• **EXERCISE DETAILS**
For the records that follow, return only the count of lines containing the string "text".

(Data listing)
-*-

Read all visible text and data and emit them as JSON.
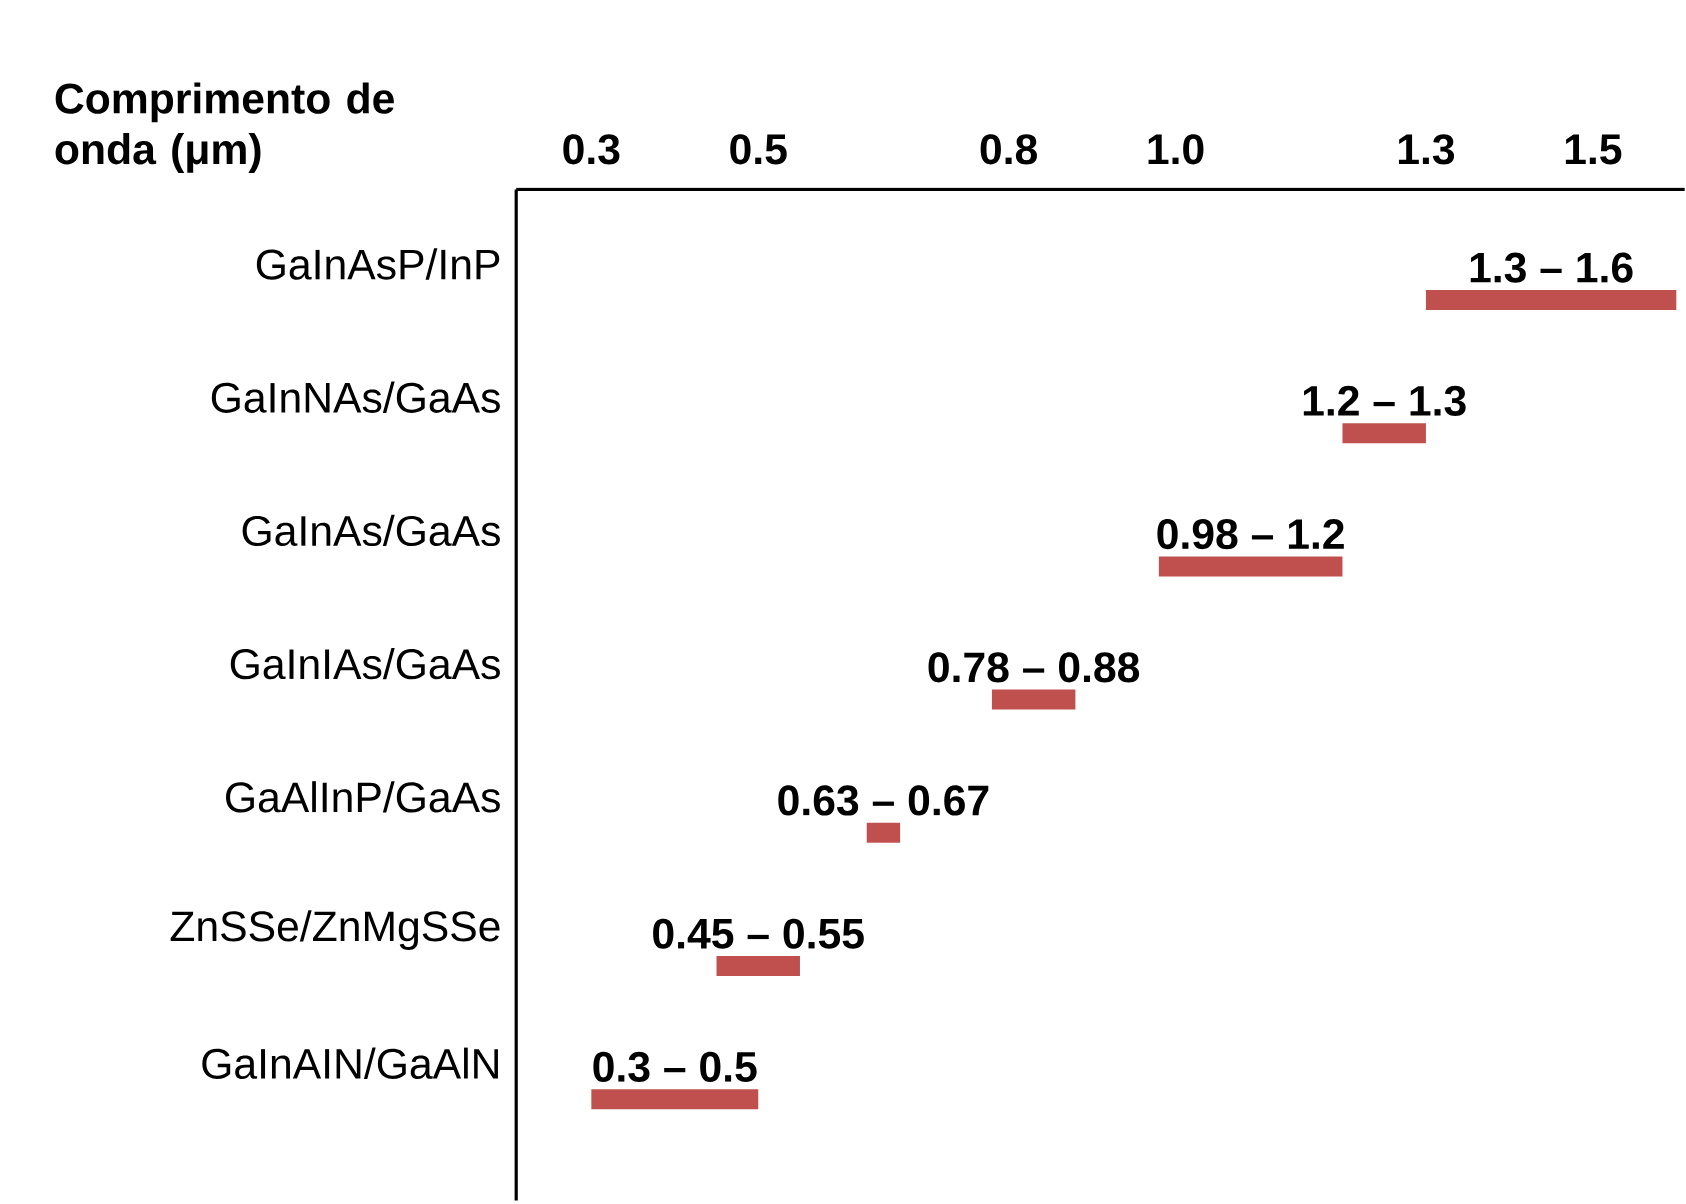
{
  "chart_data": {
    "type": "bar",
    "orientation": "horizontal",
    "xlabel": "Comprimento de onda (μm)",
    "categories": [
      "GaInAsP/InP",
      "GaInNAs/GaAs",
      "GaInAs/GaAs",
      "GaInIAs/GaAs",
      "GaAlInP/GaAs",
      "ZnSSe/ZnMgSSe",
      "GaInAIN/GaAlN"
    ],
    "base": [
      1.3,
      1.2,
      0.98,
      0.78,
      0.63,
      0.45,
      0.3
    ],
    "values": [
      0.3,
      0.1,
      0.22,
      0.1,
      0.04,
      0.1,
      0.2
    ],
    "annotations": [
      {
        "text": "1.3 – 1.6",
        "x": 1.45,
        "y": "GaInAsP/InP"
      },
      {
        "text": "1.2 – 1.3",
        "x": 1.25,
        "y": "GaInNAs/GaAs"
      },
      {
        "text": "0.98 – 1.2",
        "x": 1.09,
        "y": "GaInAs/GaAs"
      },
      {
        "text": "0.78 – 0.88",
        "x": 0.83,
        "y": "GaInIAs/GaAs"
      },
      {
        "text": "0.63 – 0.67",
        "x": 0.65,
        "y": "GaAlInP/GaAs"
      },
      {
        "text": "0.45 – 0.55",
        "x": 0.5,
        "y": "ZnSSe/ZnMgSSe"
      },
      {
        "text": "0.3 – 0.5",
        "x": 0.4,
        "y": "GaInAIN/GaAlN"
      }
    ],
    "color": "#c0504d",
    "xlim": [
      0.21,
      1.61
    ],
    "xticks": [
      0.3,
      0.5,
      0.8,
      {
        "value": 1.0,
        "label": "1.0"
      },
      1.3,
      1.5
    ]
  }
}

-*-

• **SOLVED PROBLEM**
8